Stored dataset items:
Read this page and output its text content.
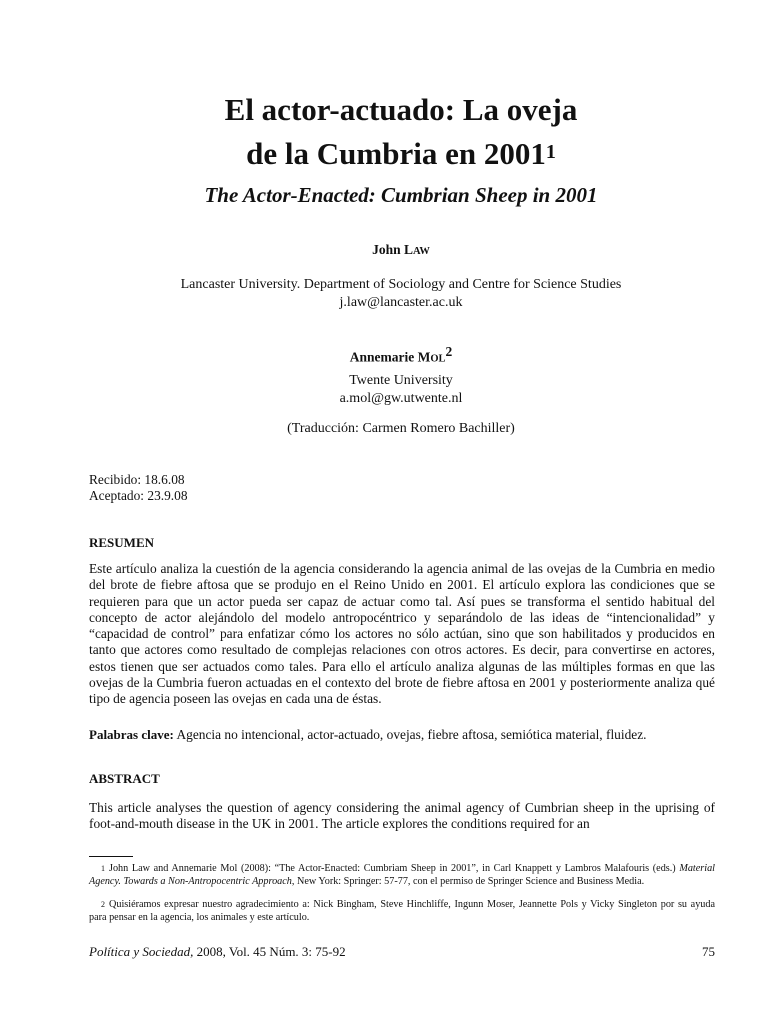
El actor-actuado: La oveja
de la Cumbria en 2001$^1$
The Actor-Enacted: Cumbrian Sheep in 2001
John LAW
Lancaster University. Department of Sociology and Centre for Science Studies
j.law@lancaster.ac.uk
Annemarie MOL$^2$
Twente University
a.mol@gw.utwente.nl
(Traducción: Carmen Romero Bachiller)
Recibido: 18.6.08
Aceptado: 23.9.08
RESUMEN
Este artículo analiza la cuestión de la agencia considerando la agencia animal de las ovejas de la Cumbria en medio del brote de fiebre aftosa que se produjo en el Reino Unido en 2001. El artículo explora las condiciones que se requieren para que un actor pueda ser capaz de actuar como tal. Así pues se transforma el sentido habitual del concepto de actor alejándolo del modelo antropocéntrico y separándolo de las ideas de “intencionalidad” y “capacidad de control” para enfatizar cómo los actores no sólo actúan, sino que son habilitados y producidos en tanto que actores como resultado de complejas relaciones con otros actores. Es decir, para convertirse en actores, estos tienen que ser actuados como tales. Para ello el artículo analiza algunas de las múltiples formas en que las ovejas de la Cumbria fueron actuadas en el contexto del brote de fiebre aftosa en 2001 y posteriormente analiza qué tipo de agencia poseen las ovejas en cada una de éstas.
Palabras clave: Agencia no intencional, actor-actuado, ovejas, fiebre aftosa, semiótica material, fluidez.
ABSTRACT
This article analyses the question of agency considering the animal agency of Cumbrian sheep in the uprising of foot-and-mouth disease in the UK in 2001. The article explores the conditions required for an
1 John Law and Annemarie Mol (2008): “The Actor-Enacted: Cumbriam Sheep in 2001”, in Carl Knappett y Lambros Malafouris (eds.) Material Agency. Towards a Non-Antropocentric Approach, New York: Springer: 57-77, con el permiso de Springer Science and Business Media.
2 Quisiéramos expresar nuestro agradecimiento a: Nick Bingham, Steve Hinchliffe, Ingunn Moser, Jeannette Pols y Vicky Singleton por su ayuda para pensar en la agencia, los animales y este artículo.
Política y Sociedad, 2008, Vol. 45 Núm. 3: 75-92	75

WRITTEN INSTRUCTION => Pictures are not part of the copy; reproduce everything else in the records exactly.

WRITTEN RESPONSE =>
Read this page and output its text content.
El actor-actuado: La oveja
de la Cumbria en 2001$^1$
The Actor-Enacted: Cumbrian Sheep in 2001
John LAW
Lancaster University. Department of Sociology and Centre for Science Studies
j.law@lancaster.ac.uk
Annemarie MOL$^2$
Twente University
a.mol@gw.utwente.nl
(Traducción: Carmen Romero Bachiller)
Recibido: 18.6.08
Aceptado: 23.9.08
RESUMEN
Este artículo analiza la cuestión de la agencia considerando la agencia animal de las ovejas de la Cumbria en medio del brote de fiebre aftosa que se produjo en el Reino Unido en 2001. El artículo explora las condiciones que se requieren para que un actor pueda ser capaz de actuar como tal. Así pues se transforma el sentido habitual del concepto de actor alejándolo del modelo antropocéntrico y separándolo de las ideas de “intencionalidad” y “capacidad de control” para enfatizar cómo los actores no sólo actúan, sino que son habilitados y producidos en tanto que actores como resultado de complejas relaciones con otros actores. Es decir, para convertirse en actores, estos tienen que ser actuados como tales. Para ello el artículo analiza algunas de las múltiples formas en que las ovejas de la Cumbria fueron actuadas en el contexto del brote de fiebre aftosa en 2001 y posteriormente analiza qué tipo de agencia poseen las ovejas en cada una de éstas.
Palabras clave: Agencia no intencional, actor-actuado, ovejas, fiebre aftosa, semiótica material, fluidez.
ABSTRACT
This article analyses the question of agency considering the animal agency of Cumbrian sheep in the uprising of foot-and-mouth disease in the UK in 2001. The article explores the conditions required for an
1 John Law and Annemarie Mol (2008): “The Actor-Enacted: Cumbriam Sheep in 2001”, in Carl Knappett y Lambros Malafouris (eds.) Material Agency. Towards a Non-Antropocentric Approach, New York: Springer: 57-77, con el permiso de Springer Science and Business Media.
2 Quisiéramos expresar nuestro agradecimiento a: Nick Bingham, Steve Hinchliffe, Ingunn Moser, Jeannette Pols y Vicky Singleton por su ayuda para pensar en la agencia, los animales y este artículo.
Política y Sociedad, 2008, Vol. 45 Núm. 3: 75-92	75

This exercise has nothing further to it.